- EXERCISE PROMPT
Print all of the entries exactly, minus the pictures.

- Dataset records
= = = =
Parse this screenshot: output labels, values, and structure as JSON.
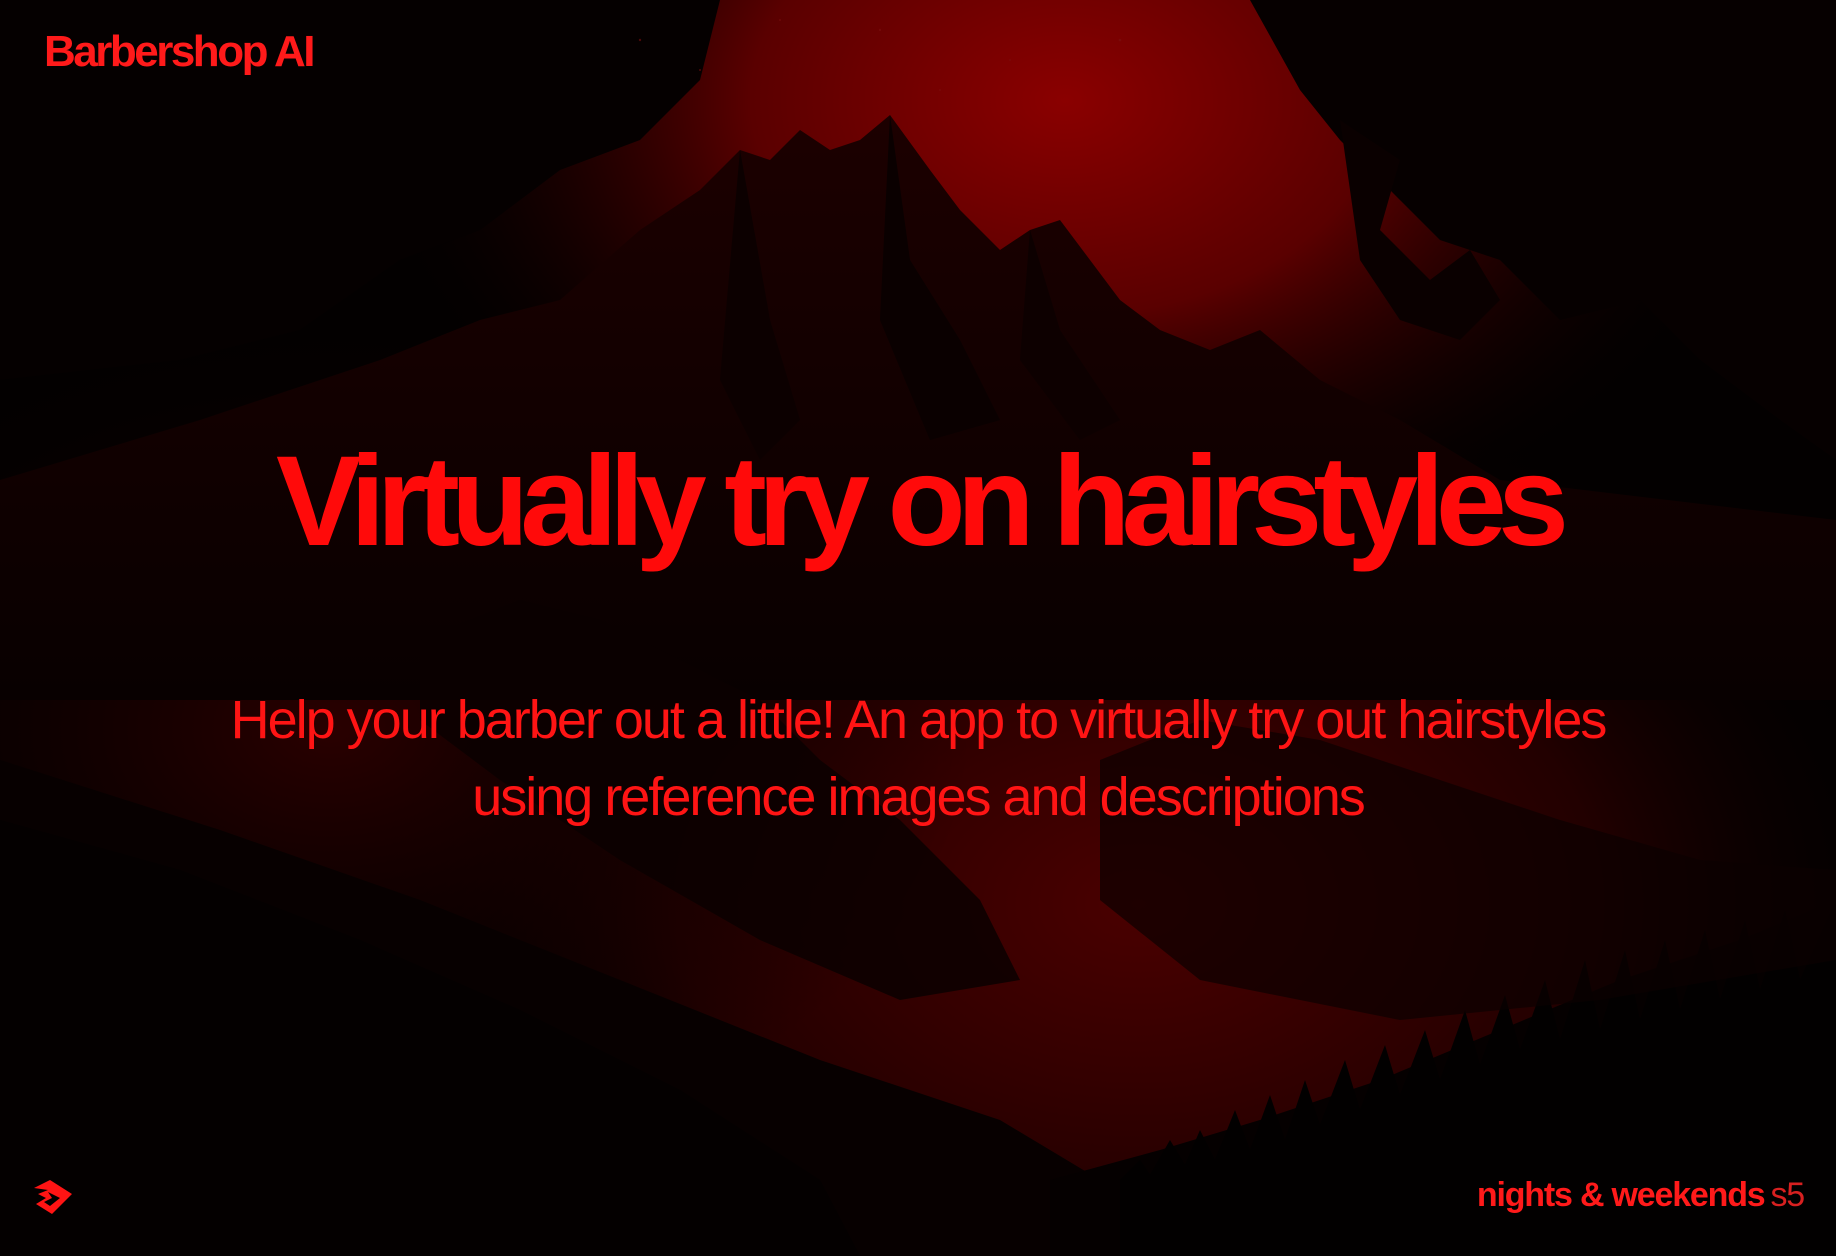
{
  "brand": {
    "name": "Barbershop AI"
  },
  "hero": {
    "headline": "Virtually try on hairstyles",
    "subheadline": "Help your barber out a little! An app to virtually try out hairstyles using reference images and descriptions"
  },
  "footer": {
    "program_label": "nights & weekends",
    "season_label": "s5",
    "logo_icon": "buildspace-logo-icon"
  },
  "colors": {
    "accent": "#ff0a0a",
    "background": "#020000",
    "sky_glow": "#7a0000"
  },
  "background_image": {
    "icon": "mountain-landscape-illustration"
  }
}
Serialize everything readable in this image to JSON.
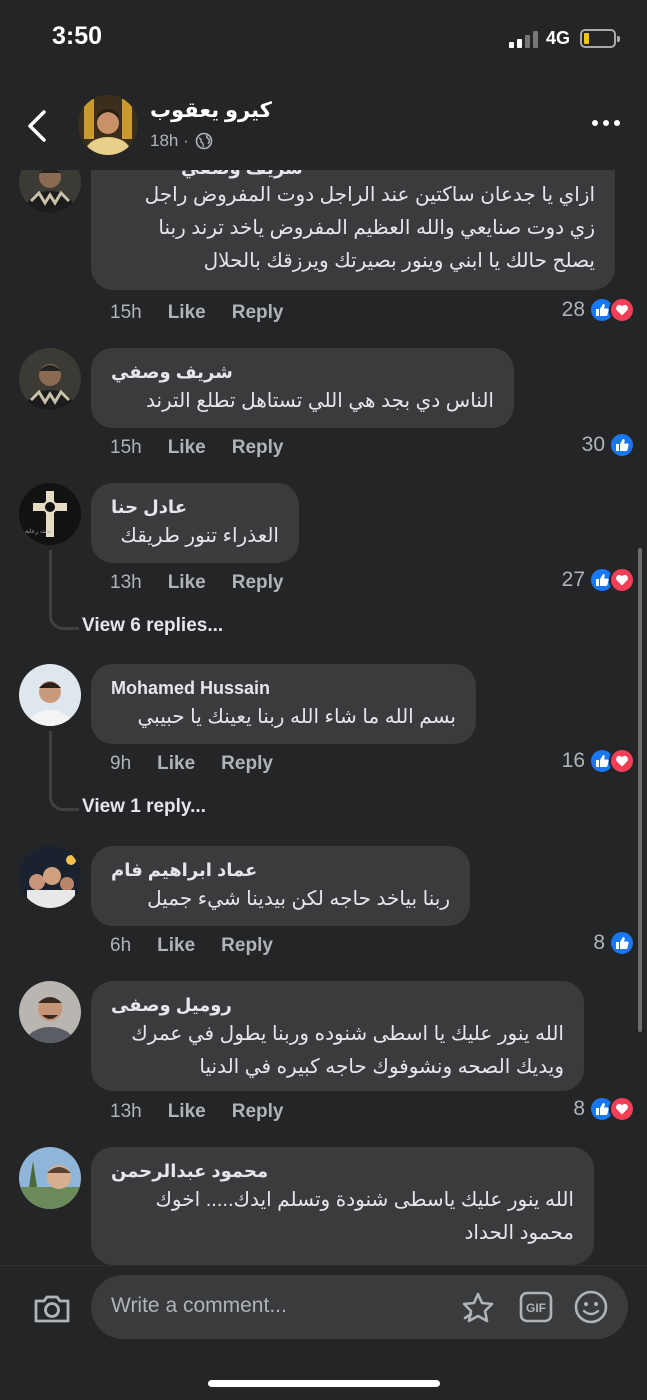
{
  "status": {
    "time": "3:50",
    "network": "4G"
  },
  "post": {
    "author": "كيرو يعقوب",
    "age": "18h ·"
  },
  "comments": [
    {
      "author": "شريف وصفي",
      "lines": [
        "ازاي يا جدعان ساكتين عند الراجل دوت المفروض راجل",
        "زي دوت صنايعي والله العظيم المفروض ياخد ترند ربنا",
        "يصلح حالك يا ابني وينور بصيرتك ويرزقك بالحلال"
      ],
      "time": "15h",
      "like": "Like",
      "reply": "Reply",
      "count": "28",
      "reactions": [
        "like",
        "love"
      ]
    },
    {
      "author": "شريف وصفي",
      "lines": [
        "الناس دي بجد هي اللي تستاهل تطلع الترند"
      ],
      "time": "15h",
      "like": "Like",
      "reply": "Reply",
      "count": "30",
      "reactions": [
        "like"
      ]
    },
    {
      "author": "عادل حنا",
      "lines": [
        "العذراء تنور طريقك"
      ],
      "time": "13h",
      "like": "Like",
      "reply": "Reply",
      "count": "27",
      "reactions": [
        "like",
        "love"
      ],
      "view_replies": "View 6 replies..."
    },
    {
      "author": "Mohamed Hussain",
      "lines": [
        "بسم الله ما شاء الله ربنا يعينك يا حبيبي"
      ],
      "time": "9h",
      "like": "Like",
      "reply": "Reply",
      "count": "16",
      "reactions": [
        "like",
        "love"
      ],
      "view_replies": "View 1 reply..."
    },
    {
      "author": "عماد ابراهيم فام",
      "lines": [
        "ربنا بياخد حاجه لكن بيدينا شيء جميل"
      ],
      "time": "6h",
      "like": "Like",
      "reply": "Reply",
      "count": "8",
      "reactions": [
        "like"
      ]
    },
    {
      "author": "روميل وصفى",
      "lines": [
        "الله ينور عليك يا اسطى شنوده وربنا يطول في عمرك",
        "ويديك الصحه ونشوفوك حاجه كبيره في الدنيا"
      ],
      "time": "13h",
      "like": "Like",
      "reply": "Reply",
      "count": "8",
      "reactions": [
        "like",
        "love"
      ]
    },
    {
      "author": "محمود عبدالرحمن",
      "lines": [
        "الله ينور عليك ياسطى شنودة وتسلم ايدك..... اخوك",
        "محمود الحداد"
      ]
    }
  ],
  "composer": {
    "placeholder": "Write a comment...",
    "gif": "GIF"
  },
  "colors": {
    "background": "#242526",
    "bubble": "#3a3b3c",
    "like": "#1877f2",
    "love": "#f33e58",
    "muted": "#b0b3b8"
  }
}
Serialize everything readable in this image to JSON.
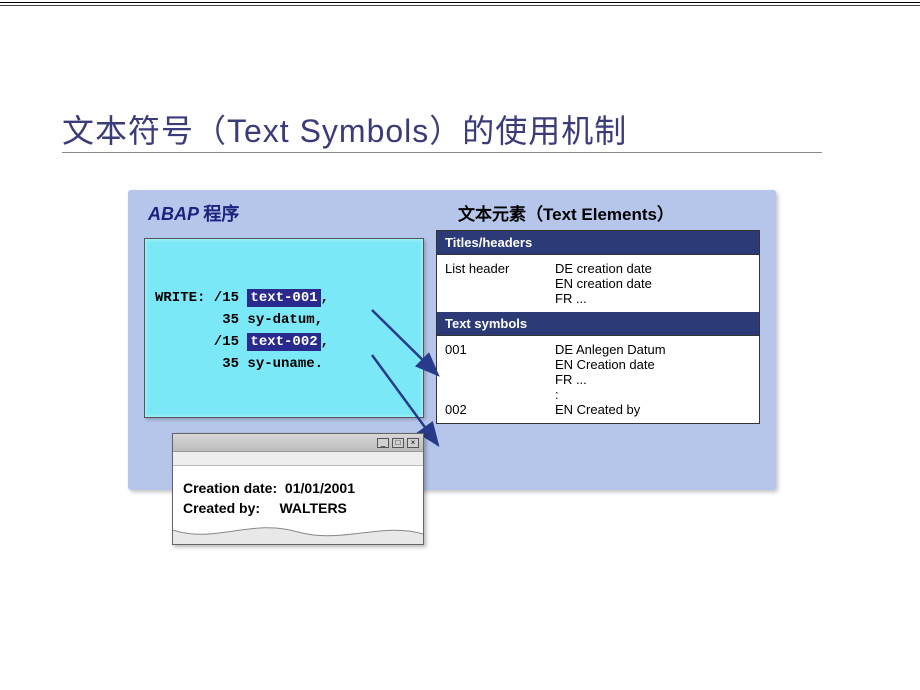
{
  "slide": {
    "title": "文本符号（Text Symbols）的使用机制"
  },
  "abap": {
    "label_prefix": "ABAP",
    "label_suffix": "程序",
    "code": {
      "l1_pre": "WRITE: /15 ",
      "l1_hl": "text-001",
      "l1_post": ",",
      "l2": "        35 sy-datum,",
      "l3_pre": "       /15 ",
      "l3_hl": "text-002",
      "l3_post": ",",
      "l4": "        35 sy-uname."
    }
  },
  "text_elements": {
    "label": "文本元素（Text Elements）",
    "headers_title": "Titles/headers",
    "headers": {
      "col1": "List header",
      "lines": [
        "DE creation date",
        "EN creation date",
        "FR  ..."
      ]
    },
    "symbols_title": "Text symbols",
    "symbols": [
      {
        "id": "001",
        "lines": [
          "DE Anlegen Datum",
          "EN Creation date",
          "FR  ...",
          "    :"
        ]
      },
      {
        "id": "002",
        "lines": [
          "EN  Created by"
        ]
      }
    ]
  },
  "output": {
    "row1_label": "Creation date:",
    "row1_value": "01/01/2001",
    "row2_label": "Created by:",
    "row2_value": "WALTERS"
  }
}
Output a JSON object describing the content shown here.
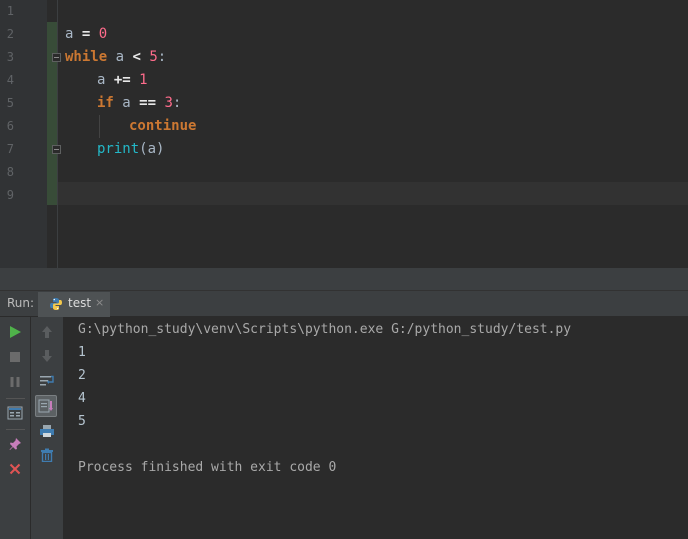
{
  "editor": {
    "line_numbers": [
      "1",
      "2",
      "3",
      "4",
      "5",
      "6",
      "7",
      "8",
      "9"
    ],
    "code": {
      "l2": {
        "a": "a",
        "eq": "=",
        "zero": "0"
      },
      "l3": {
        "kw": "while",
        "a": "a",
        "lt": "<",
        "five": "5",
        "colon": ":"
      },
      "l4": {
        "a": "a",
        "pluseq": "+=",
        "one": "1"
      },
      "l5": {
        "kw": "if",
        "a": "a",
        "eqeq": "==",
        "three": "3",
        "colon": ":"
      },
      "l6": {
        "kw": "continue"
      },
      "l7": {
        "fn": "print",
        "args": "(a)"
      }
    },
    "colors": {
      "keyword": "#cc7832",
      "number": "#ff6c8c",
      "builtin": "#23b8c8",
      "text": "#a9b7c6"
    }
  },
  "run_panel": {
    "label": "Run:",
    "tab": {
      "label": "test",
      "icon": "python-icon",
      "close": "×"
    },
    "toolbar_left": [
      "run-icon",
      "stop-icon",
      "pause-icon",
      "layout-icon",
      "pin-icon",
      "close-icon"
    ],
    "toolbar_second": [
      "up-arrow-icon",
      "down-arrow-icon",
      "soft-wrap-icon",
      "scroll-to-end-icon",
      "print-icon",
      "trash-icon"
    ]
  },
  "console": {
    "command": "G:\\python_study\\venv\\Scripts\\python.exe G:/python_study/test.py",
    "outputs": [
      "1",
      "2",
      "4",
      "5"
    ],
    "process_finished": "Process finished with exit code 0"
  }
}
= = = =
- RESPONSE BELOW
Parse this screenshot: output labels, values, and structure as JSON.
{
  "brand": {
    "name": "Barbershop AI"
  },
  "hero": {
    "headline": "Virtually try on hairstyles",
    "subheadline": "Help your barber out a little! An app to virtually try out hairstyles using reference images and descriptions"
  },
  "footer": {
    "program_label": "nights & weekends",
    "season_label": "s5",
    "logo_icon": "buildspace-logo-icon"
  },
  "colors": {
    "accent": "#ff0a0a",
    "background": "#020000",
    "sky_glow": "#7a0000"
  },
  "background_image": {
    "icon": "mountain-landscape-illustration"
  }
}
Serialize everything readable in this image to JSON.
{
  "status": {
    "time": "3:50",
    "network": "4G"
  },
  "post": {
    "author": "كيرو يعقوب",
    "age": "18h ·"
  },
  "comments": [
    {
      "author": "شريف وصفي",
      "lines": [
        "ازاي يا جدعان ساكتين عند الراجل دوت المفروض راجل",
        "زي دوت صنايعي والله العظيم المفروض ياخد ترند ربنا",
        "يصلح حالك يا ابني وينور بصيرتك ويرزقك بالحلال"
      ],
      "time": "15h",
      "like": "Like",
      "reply": "Reply",
      "count": "28",
      "reactions": [
        "like",
        "love"
      ]
    },
    {
      "author": "شريف وصفي",
      "lines": [
        "الناس دي بجد هي اللي تستاهل تطلع الترند"
      ],
      "time": "15h",
      "like": "Like",
      "reply": "Reply",
      "count": "30",
      "reactions": [
        "like"
      ]
    },
    {
      "author": "عادل حنا",
      "lines": [
        "العذراء تنور طريقك"
      ],
      "time": "13h",
      "like": "Like",
      "reply": "Reply",
      "count": "27",
      "reactions": [
        "like",
        "love"
      ],
      "view_replies": "View 6 replies..."
    },
    {
      "author": "Mohamed Hussain",
      "lines": [
        "بسم الله ما شاء الله ربنا يعينك يا حبيبي"
      ],
      "time": "9h",
      "like": "Like",
      "reply": "Reply",
      "count": "16",
      "reactions": [
        "like",
        "love"
      ],
      "view_replies": "View 1 reply..."
    },
    {
      "author": "عماد ابراهيم فام",
      "lines": [
        "ربنا بياخد حاجه لكن بيدينا شيء جميل"
      ],
      "time": "6h",
      "like": "Like",
      "reply": "Reply",
      "count": "8",
      "reactions": [
        "like"
      ]
    },
    {
      "author": "روميل وصفى",
      "lines": [
        "الله ينور عليك يا اسطى شنوده وربنا يطول في عمرك",
        "ويديك الصحه ونشوفوك حاجه كبيره في الدنيا"
      ],
      "time": "13h",
      "like": "Like",
      "reply": "Reply",
      "count": "8",
      "reactions": [
        "like",
        "love"
      ]
    },
    {
      "author": "محمود عبدالرحمن",
      "lines": [
        "الله ينور عليك ياسطى شنودة وتسلم ايدك..... اخوك",
        "محمود الحداد"
      ]
    }
  ],
  "composer": {
    "placeholder": "Write a comment...",
    "gif": "GIF"
  },
  "colors": {
    "background": "#242526",
    "bubble": "#3a3b3c",
    "like": "#1877f2",
    "love": "#f33e58",
    "muted": "#b0b3b8"
  }
}
Serialize everything readable in this image to JSON.
{
  "slide": {
    "title": "文本符号（Text Symbols）的使用机制"
  },
  "abap": {
    "label_prefix": "ABAP",
    "label_suffix": "程序",
    "code": {
      "l1_pre": "WRITE: /15 ",
      "l1_hl": "text-001",
      "l1_post": ",",
      "l2": "        35 sy-datum,",
      "l3_pre": "       /15 ",
      "l3_hl": "text-002",
      "l3_post": ",",
      "l4": "        35 sy-uname."
    }
  },
  "text_elements": {
    "label": "文本元素（Text Elements）",
    "headers_title": "Titles/headers",
    "headers": {
      "col1": "List header",
      "lines": [
        "DE creation date",
        "EN creation date",
        "FR  ..."
      ]
    },
    "symbols_title": "Text symbols",
    "symbols": [
      {
        "id": "001",
        "lines": [
          "DE Anlegen Datum",
          "EN Creation date",
          "FR  ...",
          "    :"
        ]
      },
      {
        "id": "002",
        "lines": [
          "EN  Created by"
        ]
      }
    ]
  },
  "output": {
    "row1_label": "Creation date:",
    "row1_value": "01/01/2001",
    "row2_label": "Created by:",
    "row2_value": "WALTERS"
  }
}
Output a JSON object describing the content shown here.
{
  "editor": {
    "line_numbers": [
      "1",
      "2",
      "3",
      "4",
      "5",
      "6",
      "7",
      "8",
      "9"
    ],
    "code": {
      "l2": {
        "a": "a",
        "eq": "=",
        "zero": "0"
      },
      "l3": {
        "kw": "while",
        "a": "a",
        "lt": "<",
        "five": "5",
        "colon": ":"
      },
      "l4": {
        "a": "a",
        "pluseq": "+=",
        "one": "1"
      },
      "l5": {
        "kw": "if",
        "a": "a",
        "eqeq": "==",
        "three": "3",
        "colon": ":"
      },
      "l6": {
        "kw": "continue"
      },
      "l7": {
        "fn": "print",
        "args": "(a)"
      }
    },
    "colors": {
      "keyword": "#cc7832",
      "number": "#ff6c8c",
      "builtin": "#23b8c8",
      "text": "#a9b7c6"
    }
  },
  "run_panel": {
    "label": "Run:",
    "tab": {
      "label": "test",
      "icon": "python-icon",
      "close": "×"
    },
    "toolbar_left": [
      "run-icon",
      "stop-icon",
      "pause-icon",
      "layout-icon",
      "pin-icon",
      "close-icon"
    ],
    "toolbar_second": [
      "up-arrow-icon",
      "down-arrow-icon",
      "soft-wrap-icon",
      "scroll-to-end-icon",
      "print-icon",
      "trash-icon"
    ]
  },
  "console": {
    "command": "G:\\python_study\\venv\\Scripts\\python.exe G:/python_study/test.py",
    "outputs": [
      "1",
      "2",
      "4",
      "5"
    ],
    "process_finished": "Process finished with exit code 0"
  }
}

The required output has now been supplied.